> **AVAILABLE DATA**

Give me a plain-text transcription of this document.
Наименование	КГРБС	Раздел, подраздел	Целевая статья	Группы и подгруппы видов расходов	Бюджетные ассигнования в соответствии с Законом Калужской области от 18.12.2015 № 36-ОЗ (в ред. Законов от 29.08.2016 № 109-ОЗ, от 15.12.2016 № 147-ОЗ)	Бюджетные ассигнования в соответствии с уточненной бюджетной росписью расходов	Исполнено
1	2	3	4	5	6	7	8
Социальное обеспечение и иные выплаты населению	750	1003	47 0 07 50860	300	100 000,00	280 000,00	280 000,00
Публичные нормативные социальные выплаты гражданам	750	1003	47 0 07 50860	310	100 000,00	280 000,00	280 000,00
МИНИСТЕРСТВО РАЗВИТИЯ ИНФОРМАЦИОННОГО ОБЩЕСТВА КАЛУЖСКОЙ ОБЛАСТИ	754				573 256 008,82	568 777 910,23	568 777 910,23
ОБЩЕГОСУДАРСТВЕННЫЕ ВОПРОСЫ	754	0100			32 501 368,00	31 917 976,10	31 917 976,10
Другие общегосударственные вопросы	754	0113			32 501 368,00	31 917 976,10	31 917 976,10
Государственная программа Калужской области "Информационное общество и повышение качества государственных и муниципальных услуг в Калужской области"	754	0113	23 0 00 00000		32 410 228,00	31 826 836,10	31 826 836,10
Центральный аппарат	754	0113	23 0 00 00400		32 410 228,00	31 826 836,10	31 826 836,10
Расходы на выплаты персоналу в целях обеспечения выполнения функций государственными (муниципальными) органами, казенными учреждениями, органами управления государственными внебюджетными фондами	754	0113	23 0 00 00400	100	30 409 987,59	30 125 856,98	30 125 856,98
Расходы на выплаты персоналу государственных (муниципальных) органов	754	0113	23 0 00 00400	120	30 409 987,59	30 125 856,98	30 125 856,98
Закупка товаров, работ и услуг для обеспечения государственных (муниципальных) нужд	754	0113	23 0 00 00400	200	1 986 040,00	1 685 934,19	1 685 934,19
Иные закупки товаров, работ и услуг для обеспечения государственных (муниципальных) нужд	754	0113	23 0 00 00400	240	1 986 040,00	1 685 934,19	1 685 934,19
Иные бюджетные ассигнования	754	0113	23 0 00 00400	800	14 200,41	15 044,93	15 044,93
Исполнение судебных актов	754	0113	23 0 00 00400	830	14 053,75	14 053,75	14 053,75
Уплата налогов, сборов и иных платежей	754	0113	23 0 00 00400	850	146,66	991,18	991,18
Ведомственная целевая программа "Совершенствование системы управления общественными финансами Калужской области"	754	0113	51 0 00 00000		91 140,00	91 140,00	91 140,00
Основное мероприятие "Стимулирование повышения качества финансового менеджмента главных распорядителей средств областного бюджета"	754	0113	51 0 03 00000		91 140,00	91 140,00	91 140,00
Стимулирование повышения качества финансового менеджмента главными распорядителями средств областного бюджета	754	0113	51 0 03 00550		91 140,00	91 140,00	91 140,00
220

> **TASK DESCRIPTION**
Reproduce every line of the material above exactly.

> **COMPLETED TASK**
Give me a plain-text transcription of this document.
Наименование	КГРБС	Раздел, подраздел	Целевая статья	Группы и подгруппы видов расходов	Бюджетные ассигнования в соответствии с Законом Калужской области от 18.12.2015 № 36-ОЗ (в ред. Законов от 29.08.2016 № 109-ОЗ, от 15.12.2016 № 147-ОЗ)	Бюджетные ассигнования в соответствии с уточненной бюджетной росписью расходов	Исполнено
1	2	3	4	5	6	7	8
Социальное обеспечение и иные выплаты населению	750	1003	47 0 07 50860	300	100 000,00	280 000,00	280 000,00
Публичные нормативные социальные выплаты гражданам	750	1003	47 0 07 50860	310	100 000,00	280 000,00	280 000,00
МИНИСТЕРСТВО РАЗВИТИЯ ИНФОРМАЦИОННОГО ОБЩЕСТВА КАЛУЖСКОЙ ОБЛАСТИ	754				573 256 008,82	568 777 910,23	568 777 910,23
ОБЩЕГОСУДАРСТВЕННЫЕ ВОПРОСЫ	754	0100			32 501 368,00	31 917 976,10	31 917 976,10
Другие общегосударственные вопросы	754	0113			32 501 368,00	31 917 976,10	31 917 976,10
Государственная программа Калужской области "Информационное общество и повышение качества государственных и муниципальных услуг в Калужской области"	754	0113	23 0 00 00000		32 410 228,00	31 826 836,10	31 826 836,10
Центральный аппарат	754	0113	23 0 00 00400		32 410 228,00	31 826 836,10	31 826 836,10
Расходы на выплаты персоналу в целях обеспечения выполнения функций государственными (муниципальными) органами, казенными учреждениями, органами управления государственными внебюджетными фондами	754	0113	23 0 00 00400	100	30 409 987,59	30 125 856,98	30 125 856,98
Расходы на выплаты персоналу государственных (муниципальных) органов	754	0113	23 0 00 00400	120	30 409 987,59	30 125 856,98	30 125 856,98
Закупка товаров, работ и услуг для обеспечения государственных (муниципальных) нужд	754	0113	23 0 00 00400	200	1 986 040,00	1 685 934,19	1 685 934,19
Иные закупки товаров, работ и услуг для обеспечения государственных (муниципальных) нужд	754	0113	23 0 00 00400	240	1 986 040,00	1 685 934,19	1 685 934,19
Иные бюджетные ассигнования	754	0113	23 0 00 00400	800	14 200,41	15 044,93	15 044,93
Исполнение судебных актов	754	0113	23 0 00 00400	830	14 053,75	14 053,75	14 053,75
Уплата налогов, сборов и иных платежей	754	0113	23 0 00 00400	850	146,66	991,18	991,18
Ведомственная целевая программа "Совершенствование системы управления общественными финансами Калужской области"	754	0113	51 0 00 00000		91 140,00	91 140,00	91 140,00
Основное мероприятие "Стимулирование повышения качества финансового менеджмента главных распорядителей средств областного бюджета"	754	0113	51 0 03 00000		91 140,00	91 140,00	91 140,00
Стимулирование повышения качества финансового менеджмента главными распорядителями средств областного бюджета	754	0113	51 0 03 00550		91 140,00	91 140,00	91 140,00
220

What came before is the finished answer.